Synodality has been seen on the local level in the United States—in San Diego in 2016, for example—and in June the Archdiocese of St. Paul-Minneapolis began a two-year synodal process leading toward a final celebration on Pentecost weekend in May 2021. But otherwise the U.S. church is far out of step with other churches in the west. Just the idea of a national synodal process, or even of a national plenary council, seems inimical to most U.S. Catholic leaders. And it’s not just a problem of politics. There seems to be a lack of familiarity with the theological concept of synodality itself. (Consider, for example, comments from Philadelphia Archbishop Charles Chaput in a recent interview: “I don’t think anybody has a clear idea because there’s no definition of [synodality]. There’s no Church documents in the West that explain it. It’s really an Eastern Church concept more than one that we’re familiar with…”) But it’s not as if American theologians are experts either. Search online for books or monographs on synodality in English, and only a handful of articles in specialized academic journals turn up. This is one of the prices to pay when a generation of Catholic lay professional theologians turns away from the study of ecclesiastical institutions in favor of anthropological, sociological, and cultural studies.

+++

| Set problem 1 |
Answer these questions about the synodality passage:
(a) In what month did the Archdiocese of St. Paul-Minneapolis begin its two-year synodal process?
(b) In the quoted interview, what kind of concept does Chaput say synodality really is?
(c) What turns up in an online search for English books or monographs on synodality?

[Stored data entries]
+++

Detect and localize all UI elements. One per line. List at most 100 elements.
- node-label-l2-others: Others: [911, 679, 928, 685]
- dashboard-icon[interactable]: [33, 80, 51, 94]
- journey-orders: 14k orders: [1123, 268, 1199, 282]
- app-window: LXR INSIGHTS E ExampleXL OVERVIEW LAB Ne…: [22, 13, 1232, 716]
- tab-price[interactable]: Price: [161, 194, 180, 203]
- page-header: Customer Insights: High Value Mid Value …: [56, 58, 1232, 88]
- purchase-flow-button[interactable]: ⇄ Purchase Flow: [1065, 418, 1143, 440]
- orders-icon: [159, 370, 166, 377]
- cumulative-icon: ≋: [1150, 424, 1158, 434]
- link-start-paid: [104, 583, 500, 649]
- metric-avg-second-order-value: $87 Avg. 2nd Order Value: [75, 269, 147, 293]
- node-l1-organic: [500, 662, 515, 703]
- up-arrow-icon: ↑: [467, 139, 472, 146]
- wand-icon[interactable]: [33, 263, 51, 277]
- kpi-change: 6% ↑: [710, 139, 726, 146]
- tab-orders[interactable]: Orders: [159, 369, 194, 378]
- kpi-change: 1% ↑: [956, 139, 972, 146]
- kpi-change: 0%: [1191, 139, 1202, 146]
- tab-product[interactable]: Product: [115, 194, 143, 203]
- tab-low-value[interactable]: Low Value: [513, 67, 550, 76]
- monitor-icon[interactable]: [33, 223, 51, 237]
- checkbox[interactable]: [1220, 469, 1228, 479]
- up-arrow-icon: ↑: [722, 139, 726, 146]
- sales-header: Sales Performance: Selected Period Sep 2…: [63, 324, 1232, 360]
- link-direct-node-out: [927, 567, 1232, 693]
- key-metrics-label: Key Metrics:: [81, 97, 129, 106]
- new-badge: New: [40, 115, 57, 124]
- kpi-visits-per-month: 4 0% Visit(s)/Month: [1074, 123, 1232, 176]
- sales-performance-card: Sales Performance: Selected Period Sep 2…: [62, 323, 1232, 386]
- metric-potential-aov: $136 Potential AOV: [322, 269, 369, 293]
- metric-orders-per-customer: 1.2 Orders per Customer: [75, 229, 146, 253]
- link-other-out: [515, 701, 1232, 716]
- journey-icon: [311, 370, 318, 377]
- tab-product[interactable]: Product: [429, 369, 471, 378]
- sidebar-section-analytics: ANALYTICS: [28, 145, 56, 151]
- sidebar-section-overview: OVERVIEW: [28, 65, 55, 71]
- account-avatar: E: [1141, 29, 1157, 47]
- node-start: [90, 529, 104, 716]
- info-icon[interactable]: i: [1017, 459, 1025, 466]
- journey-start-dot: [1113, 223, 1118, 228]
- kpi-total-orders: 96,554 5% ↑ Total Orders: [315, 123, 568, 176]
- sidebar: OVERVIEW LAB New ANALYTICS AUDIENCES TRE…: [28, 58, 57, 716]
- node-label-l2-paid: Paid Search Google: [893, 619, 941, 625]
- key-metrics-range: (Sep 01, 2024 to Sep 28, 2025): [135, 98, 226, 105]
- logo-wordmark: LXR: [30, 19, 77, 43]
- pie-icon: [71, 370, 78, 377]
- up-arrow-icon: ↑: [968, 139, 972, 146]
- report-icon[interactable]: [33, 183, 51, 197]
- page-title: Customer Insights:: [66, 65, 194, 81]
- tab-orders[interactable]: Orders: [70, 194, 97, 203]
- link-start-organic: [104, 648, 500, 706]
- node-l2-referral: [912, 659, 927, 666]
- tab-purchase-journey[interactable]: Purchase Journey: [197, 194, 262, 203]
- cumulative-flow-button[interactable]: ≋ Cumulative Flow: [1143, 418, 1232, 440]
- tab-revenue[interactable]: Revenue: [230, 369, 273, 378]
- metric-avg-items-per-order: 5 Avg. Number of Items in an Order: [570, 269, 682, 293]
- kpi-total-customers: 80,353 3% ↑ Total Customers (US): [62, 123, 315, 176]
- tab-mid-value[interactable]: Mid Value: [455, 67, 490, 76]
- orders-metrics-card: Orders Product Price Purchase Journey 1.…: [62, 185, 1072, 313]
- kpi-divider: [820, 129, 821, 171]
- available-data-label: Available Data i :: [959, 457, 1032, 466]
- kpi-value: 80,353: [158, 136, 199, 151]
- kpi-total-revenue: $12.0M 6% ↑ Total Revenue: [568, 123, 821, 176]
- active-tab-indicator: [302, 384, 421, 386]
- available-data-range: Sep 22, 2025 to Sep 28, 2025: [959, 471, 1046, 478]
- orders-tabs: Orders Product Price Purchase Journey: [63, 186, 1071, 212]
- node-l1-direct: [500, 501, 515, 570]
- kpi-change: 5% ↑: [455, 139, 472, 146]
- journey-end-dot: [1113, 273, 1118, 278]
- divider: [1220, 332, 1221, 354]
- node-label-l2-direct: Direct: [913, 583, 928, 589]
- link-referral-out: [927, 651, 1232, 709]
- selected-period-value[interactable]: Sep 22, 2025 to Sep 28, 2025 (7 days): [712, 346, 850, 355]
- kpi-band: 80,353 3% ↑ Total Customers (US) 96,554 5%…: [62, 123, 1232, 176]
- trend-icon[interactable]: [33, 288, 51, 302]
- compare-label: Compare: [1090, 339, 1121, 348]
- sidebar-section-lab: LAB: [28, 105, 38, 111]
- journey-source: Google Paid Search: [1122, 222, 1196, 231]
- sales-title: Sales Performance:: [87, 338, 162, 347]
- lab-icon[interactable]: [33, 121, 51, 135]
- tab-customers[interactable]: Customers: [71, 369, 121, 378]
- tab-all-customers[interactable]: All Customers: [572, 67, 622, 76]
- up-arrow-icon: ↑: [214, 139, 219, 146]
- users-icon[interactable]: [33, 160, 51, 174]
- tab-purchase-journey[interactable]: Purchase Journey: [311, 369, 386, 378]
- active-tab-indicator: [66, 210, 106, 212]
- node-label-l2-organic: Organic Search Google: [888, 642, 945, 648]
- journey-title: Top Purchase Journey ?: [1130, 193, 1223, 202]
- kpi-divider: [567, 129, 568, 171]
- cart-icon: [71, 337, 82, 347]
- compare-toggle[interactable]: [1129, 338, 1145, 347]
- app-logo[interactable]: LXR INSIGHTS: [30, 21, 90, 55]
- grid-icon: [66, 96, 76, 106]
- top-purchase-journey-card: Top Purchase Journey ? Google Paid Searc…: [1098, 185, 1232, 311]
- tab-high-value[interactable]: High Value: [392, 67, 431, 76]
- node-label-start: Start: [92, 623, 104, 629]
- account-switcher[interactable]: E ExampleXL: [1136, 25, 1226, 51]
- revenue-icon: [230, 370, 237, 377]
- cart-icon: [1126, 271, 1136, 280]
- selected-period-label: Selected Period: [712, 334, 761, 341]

+++

| Set problem 2 |
Render the stored data entries as a Markdown table with the columns Number and Record line. Begin at the first line of the stored data entries and stop after the line that contains "- journey-orders: 14k".

| Final answer 1 |
(a) June.
(b) An Eastern Church concept, more than one that the West is familiar with.
(c) Only a handful of articles in specialized academic journals.

| Final answer 2 |
| Number | Record line |
|---|---|
| 1 | Detect and localize all UI elements. One per line. List at most 100 elements. |
| 2 | - node-label-l2-others: Others: [911, 679, 928, 685] |
| 3 | - dashboard-icon[interactable]: [33, 80, 51, 94] |
| 4 | - journey-orders: 14k orders: [1123, 268, 1199, 282] |